> **WRITTEN TASK**
Say how many lines hold the string "Tuning"; please write nothing but the number.

> **RECORDS FOR THE EXERCISE**
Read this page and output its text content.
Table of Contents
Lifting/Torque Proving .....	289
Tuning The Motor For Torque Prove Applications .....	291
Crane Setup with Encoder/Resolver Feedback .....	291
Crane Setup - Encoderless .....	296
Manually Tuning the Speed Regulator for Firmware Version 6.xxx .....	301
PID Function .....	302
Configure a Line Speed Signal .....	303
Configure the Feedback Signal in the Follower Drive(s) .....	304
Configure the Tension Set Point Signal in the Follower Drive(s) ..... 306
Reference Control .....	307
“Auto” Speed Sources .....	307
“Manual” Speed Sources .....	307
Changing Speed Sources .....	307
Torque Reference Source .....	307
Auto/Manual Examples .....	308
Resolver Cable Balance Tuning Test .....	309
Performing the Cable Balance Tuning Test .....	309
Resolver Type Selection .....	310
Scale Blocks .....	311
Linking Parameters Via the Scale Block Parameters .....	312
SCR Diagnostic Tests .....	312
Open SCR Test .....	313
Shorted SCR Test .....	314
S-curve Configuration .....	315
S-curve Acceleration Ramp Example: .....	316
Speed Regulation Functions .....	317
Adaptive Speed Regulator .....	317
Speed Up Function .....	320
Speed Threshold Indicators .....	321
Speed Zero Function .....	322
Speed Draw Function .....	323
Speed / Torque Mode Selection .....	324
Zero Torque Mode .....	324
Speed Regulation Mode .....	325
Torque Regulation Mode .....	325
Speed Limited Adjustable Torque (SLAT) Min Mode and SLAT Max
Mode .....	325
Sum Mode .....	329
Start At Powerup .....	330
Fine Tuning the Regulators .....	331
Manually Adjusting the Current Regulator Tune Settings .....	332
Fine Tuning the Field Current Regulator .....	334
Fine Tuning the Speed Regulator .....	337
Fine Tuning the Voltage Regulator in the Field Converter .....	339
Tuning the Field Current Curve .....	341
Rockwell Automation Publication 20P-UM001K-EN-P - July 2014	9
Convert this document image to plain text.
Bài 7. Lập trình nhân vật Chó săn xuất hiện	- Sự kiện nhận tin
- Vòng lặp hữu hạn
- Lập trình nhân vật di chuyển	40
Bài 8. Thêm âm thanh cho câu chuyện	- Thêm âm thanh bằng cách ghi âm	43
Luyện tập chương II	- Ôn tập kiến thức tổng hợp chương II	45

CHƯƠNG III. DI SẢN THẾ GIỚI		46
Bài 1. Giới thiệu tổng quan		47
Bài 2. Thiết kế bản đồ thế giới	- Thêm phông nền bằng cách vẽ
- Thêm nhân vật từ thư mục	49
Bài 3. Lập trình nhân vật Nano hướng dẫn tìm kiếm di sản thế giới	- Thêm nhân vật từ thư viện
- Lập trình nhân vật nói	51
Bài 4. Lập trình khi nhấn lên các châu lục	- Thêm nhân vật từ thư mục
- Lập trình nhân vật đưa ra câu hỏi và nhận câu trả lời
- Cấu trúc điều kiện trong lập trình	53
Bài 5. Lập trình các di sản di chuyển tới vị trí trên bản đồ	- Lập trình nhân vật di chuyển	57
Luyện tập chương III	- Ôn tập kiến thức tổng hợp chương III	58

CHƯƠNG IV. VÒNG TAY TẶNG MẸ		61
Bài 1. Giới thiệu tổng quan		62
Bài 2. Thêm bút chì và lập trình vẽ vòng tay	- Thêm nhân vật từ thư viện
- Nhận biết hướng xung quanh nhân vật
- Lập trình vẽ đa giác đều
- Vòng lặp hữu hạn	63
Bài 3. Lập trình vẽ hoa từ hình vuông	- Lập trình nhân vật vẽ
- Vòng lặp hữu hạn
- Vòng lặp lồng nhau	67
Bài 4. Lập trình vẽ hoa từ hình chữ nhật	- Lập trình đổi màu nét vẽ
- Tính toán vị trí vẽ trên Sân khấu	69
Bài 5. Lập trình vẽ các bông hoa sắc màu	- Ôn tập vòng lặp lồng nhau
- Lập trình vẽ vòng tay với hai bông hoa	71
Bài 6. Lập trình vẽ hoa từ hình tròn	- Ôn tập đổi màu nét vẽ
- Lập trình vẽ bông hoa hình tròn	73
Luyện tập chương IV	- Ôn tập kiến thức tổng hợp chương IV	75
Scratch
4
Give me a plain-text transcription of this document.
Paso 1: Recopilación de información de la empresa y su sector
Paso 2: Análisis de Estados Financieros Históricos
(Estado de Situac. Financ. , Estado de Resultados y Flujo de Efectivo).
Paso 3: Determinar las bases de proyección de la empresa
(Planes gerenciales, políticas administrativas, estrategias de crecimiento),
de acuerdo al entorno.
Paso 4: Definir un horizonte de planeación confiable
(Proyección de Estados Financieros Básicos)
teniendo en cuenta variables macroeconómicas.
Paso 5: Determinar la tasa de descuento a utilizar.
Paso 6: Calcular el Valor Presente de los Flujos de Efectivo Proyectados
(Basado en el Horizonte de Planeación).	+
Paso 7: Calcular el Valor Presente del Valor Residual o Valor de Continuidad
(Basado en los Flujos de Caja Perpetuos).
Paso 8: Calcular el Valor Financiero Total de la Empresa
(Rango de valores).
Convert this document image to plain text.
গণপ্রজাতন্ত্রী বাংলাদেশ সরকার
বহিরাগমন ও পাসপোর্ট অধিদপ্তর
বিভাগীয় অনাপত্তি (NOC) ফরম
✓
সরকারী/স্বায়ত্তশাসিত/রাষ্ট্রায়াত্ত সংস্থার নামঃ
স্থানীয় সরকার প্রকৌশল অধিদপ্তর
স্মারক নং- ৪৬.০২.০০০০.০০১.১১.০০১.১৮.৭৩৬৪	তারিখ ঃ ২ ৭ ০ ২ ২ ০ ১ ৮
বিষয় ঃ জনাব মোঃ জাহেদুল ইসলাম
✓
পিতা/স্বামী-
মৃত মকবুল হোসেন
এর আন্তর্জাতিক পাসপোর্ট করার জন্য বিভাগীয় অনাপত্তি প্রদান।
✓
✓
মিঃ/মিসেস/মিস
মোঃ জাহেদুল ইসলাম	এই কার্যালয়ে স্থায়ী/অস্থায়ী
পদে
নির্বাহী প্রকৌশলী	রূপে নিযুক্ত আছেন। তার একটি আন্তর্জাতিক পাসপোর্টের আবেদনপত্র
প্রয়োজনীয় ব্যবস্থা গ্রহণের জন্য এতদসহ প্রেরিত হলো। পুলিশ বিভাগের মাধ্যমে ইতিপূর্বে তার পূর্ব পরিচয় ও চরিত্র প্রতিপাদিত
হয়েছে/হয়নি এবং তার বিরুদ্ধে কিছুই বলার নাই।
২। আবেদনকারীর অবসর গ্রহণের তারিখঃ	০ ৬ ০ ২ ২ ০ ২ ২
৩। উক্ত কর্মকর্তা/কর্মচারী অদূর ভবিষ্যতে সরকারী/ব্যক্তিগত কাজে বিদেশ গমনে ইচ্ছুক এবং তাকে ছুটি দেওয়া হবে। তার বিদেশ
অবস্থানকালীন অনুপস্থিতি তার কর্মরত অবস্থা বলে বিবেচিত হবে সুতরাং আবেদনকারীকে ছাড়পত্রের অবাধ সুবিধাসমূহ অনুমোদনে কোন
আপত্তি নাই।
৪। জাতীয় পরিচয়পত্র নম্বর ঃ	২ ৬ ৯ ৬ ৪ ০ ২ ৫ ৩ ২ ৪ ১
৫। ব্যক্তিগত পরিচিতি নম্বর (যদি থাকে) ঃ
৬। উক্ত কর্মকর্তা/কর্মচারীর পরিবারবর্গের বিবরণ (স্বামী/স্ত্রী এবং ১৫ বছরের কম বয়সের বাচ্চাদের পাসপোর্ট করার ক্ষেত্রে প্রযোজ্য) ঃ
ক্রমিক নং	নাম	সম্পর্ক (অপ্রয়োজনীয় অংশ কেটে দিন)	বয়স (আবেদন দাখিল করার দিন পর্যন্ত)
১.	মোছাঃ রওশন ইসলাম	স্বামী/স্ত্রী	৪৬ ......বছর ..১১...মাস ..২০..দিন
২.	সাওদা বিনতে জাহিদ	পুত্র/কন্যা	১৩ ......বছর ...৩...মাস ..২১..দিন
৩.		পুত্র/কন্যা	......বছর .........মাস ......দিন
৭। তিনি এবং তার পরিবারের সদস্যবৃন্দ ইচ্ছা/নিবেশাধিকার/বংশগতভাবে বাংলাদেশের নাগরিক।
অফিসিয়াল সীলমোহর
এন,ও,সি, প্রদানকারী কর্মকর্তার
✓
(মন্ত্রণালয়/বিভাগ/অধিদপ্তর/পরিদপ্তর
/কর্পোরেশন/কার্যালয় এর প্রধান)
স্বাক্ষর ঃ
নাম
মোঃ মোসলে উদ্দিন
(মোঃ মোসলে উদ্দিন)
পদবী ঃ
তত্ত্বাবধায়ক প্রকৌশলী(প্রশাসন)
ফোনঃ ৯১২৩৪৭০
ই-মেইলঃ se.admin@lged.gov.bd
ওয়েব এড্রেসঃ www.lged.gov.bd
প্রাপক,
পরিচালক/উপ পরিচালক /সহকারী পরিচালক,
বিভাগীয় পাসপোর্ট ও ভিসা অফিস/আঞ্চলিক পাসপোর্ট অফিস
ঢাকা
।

> **SOLUTION FOR THIS EXERCISE**
9